▶ PROVIDED TEXT

........

The one hundred and ten people aboard have no choice but to gingerly explore the strangely silent human culture down below and figure out how to get fresh food supplies and find a safe spot to set up the heavy water separator that will start them on the way to replenishing the fuel tanks. In the original plan, that was to take as long as their planetary development contracts were for – ten years.
Gisel is aboard, as a sixteen year old brat, watching the situation dawn on all the development specialists aboard – and thinking it all a huge joke. Hardly any person aboard has less qualification than a masters’, and even the starship operating staff have diplomas from the toughest technical courses on Earth. Except Gisel, who barely reached her high school graduation before joining her brother and father on the trip. She does have past experience as a medal winning gymnast, and had been shortlisted for an Olympic fencing team before becoming the Iskander’s gym minder and personal trainer. But it isn’t too many days into the unplanned exploration of Gaia, the 17th century alternate earth down below, before she finds her skills are in more demand than anyone could have expected.
The plot unfolds in a direction that shows how decisions lightly made and with incomplete information tend to drive events into paths that can become impossible to reverse. It happens on our Earth all the time. On Gaia it leads the Iskanders into danger. As they blunder into situations that spin out of control, it’s the young brat with no academic credits at all who develops the new skills needed to stave off disaster.

........

▶ MATERIAL SUPPLIED
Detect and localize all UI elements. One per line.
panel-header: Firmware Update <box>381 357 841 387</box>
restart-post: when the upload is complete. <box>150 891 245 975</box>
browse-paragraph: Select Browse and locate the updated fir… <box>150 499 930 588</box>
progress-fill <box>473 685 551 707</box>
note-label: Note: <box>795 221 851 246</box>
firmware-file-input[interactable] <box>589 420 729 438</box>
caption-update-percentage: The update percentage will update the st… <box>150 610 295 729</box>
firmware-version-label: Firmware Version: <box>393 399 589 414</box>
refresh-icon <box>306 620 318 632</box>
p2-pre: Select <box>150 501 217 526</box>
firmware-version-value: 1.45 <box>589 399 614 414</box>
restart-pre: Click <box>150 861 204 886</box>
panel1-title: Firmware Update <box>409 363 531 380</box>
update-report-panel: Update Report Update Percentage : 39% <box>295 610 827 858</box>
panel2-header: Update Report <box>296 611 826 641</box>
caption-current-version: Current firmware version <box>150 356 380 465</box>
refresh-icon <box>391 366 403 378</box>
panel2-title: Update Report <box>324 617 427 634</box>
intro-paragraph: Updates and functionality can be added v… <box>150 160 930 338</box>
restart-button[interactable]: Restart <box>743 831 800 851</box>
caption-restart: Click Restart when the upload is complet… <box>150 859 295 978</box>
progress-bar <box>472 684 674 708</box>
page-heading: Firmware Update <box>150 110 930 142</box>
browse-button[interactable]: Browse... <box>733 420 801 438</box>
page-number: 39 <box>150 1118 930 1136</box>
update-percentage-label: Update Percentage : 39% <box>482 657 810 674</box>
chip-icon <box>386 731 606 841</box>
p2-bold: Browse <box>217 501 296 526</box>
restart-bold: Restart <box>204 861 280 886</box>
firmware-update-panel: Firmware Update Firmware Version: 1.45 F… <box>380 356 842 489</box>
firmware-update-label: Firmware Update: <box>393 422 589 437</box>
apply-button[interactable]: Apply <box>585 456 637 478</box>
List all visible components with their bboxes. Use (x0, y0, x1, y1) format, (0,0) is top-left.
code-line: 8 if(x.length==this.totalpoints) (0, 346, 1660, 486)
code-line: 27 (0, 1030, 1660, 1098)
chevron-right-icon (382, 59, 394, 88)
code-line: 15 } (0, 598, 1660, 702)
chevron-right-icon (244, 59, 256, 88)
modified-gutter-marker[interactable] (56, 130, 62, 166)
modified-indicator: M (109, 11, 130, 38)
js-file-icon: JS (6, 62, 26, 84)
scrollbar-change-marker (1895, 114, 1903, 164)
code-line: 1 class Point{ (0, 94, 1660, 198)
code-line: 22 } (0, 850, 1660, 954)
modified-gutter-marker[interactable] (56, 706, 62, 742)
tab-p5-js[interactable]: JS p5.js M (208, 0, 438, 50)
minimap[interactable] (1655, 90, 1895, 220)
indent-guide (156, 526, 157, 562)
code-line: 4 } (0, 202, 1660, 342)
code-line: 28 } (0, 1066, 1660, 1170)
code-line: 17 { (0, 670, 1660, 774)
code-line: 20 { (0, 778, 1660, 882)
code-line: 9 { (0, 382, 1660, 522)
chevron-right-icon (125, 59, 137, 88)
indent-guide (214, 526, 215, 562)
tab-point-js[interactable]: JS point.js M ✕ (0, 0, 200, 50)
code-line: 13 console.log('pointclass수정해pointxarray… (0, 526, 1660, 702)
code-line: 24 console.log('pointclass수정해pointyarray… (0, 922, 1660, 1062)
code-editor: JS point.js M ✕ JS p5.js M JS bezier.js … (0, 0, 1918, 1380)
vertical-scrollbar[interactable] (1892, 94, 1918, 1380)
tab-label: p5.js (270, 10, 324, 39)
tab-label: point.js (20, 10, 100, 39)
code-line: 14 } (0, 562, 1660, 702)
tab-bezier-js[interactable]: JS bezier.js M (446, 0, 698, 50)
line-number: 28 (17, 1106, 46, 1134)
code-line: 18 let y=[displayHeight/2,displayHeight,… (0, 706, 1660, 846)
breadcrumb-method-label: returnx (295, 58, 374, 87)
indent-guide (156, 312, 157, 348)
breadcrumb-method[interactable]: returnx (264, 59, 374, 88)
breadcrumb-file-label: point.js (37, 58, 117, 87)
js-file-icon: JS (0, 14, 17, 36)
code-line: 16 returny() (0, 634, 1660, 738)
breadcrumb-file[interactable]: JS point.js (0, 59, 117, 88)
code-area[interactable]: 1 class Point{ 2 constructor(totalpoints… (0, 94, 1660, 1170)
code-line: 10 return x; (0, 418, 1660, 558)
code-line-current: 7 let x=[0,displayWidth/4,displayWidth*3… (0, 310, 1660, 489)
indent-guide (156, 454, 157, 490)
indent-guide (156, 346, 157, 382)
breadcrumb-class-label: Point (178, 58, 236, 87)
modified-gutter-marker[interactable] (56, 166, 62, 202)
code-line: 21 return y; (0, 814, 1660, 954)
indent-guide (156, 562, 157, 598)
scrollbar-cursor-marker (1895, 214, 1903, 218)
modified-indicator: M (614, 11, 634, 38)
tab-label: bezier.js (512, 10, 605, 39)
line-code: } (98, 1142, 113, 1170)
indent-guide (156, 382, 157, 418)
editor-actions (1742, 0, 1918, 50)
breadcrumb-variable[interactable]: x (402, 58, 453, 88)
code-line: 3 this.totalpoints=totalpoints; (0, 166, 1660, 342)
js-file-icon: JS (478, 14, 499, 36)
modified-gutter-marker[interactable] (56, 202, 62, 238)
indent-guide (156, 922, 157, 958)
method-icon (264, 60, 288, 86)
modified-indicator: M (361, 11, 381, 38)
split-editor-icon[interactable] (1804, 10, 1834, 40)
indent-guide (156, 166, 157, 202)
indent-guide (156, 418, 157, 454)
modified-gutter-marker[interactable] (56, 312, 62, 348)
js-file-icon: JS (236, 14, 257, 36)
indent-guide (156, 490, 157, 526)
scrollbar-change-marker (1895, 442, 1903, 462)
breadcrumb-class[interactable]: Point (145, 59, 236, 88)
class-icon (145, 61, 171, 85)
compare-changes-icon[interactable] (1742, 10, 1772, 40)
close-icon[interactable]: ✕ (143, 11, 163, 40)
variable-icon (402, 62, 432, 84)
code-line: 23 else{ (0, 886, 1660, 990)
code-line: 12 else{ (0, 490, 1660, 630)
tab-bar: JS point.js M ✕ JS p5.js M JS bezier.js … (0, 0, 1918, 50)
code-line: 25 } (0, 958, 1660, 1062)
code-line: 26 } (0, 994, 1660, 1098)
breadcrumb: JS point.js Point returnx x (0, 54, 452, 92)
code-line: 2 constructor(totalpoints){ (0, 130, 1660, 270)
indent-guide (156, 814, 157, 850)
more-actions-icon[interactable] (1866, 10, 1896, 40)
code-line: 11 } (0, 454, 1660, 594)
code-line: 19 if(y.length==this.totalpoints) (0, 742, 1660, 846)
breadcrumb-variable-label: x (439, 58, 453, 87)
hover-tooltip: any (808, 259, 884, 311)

........

▶ LIST OF TASKS
(A) According to the book summary, how many people are aboard?
(B) In the book summary, why do the people aboard need a safe spot to set up the heavy water separator?
(C) In the book summary, give again the part that opens with the words containing "The one hundred" and closes with "for – ten years.", changing "fresh food supplies" to "clean drinking water".

▶ ANSWERS
(A) One hundred and ten.

(B) Setting up the heavy water separator will start them on the way to replenishing the fuel tanks. In the original plan, that was to take ten years, as long as their planetary development contracts.

(C)
The one hundred and ten people aboard have no choice but to gingerly explore the strangely silent human culture down below and figure out how to get clean drinking water and find a safe spot to set up the heavy water separator that will start them on the way to replenishing the fuel tanks. In the original plan, that was to take as long as their planetary development contracts were for – ten years.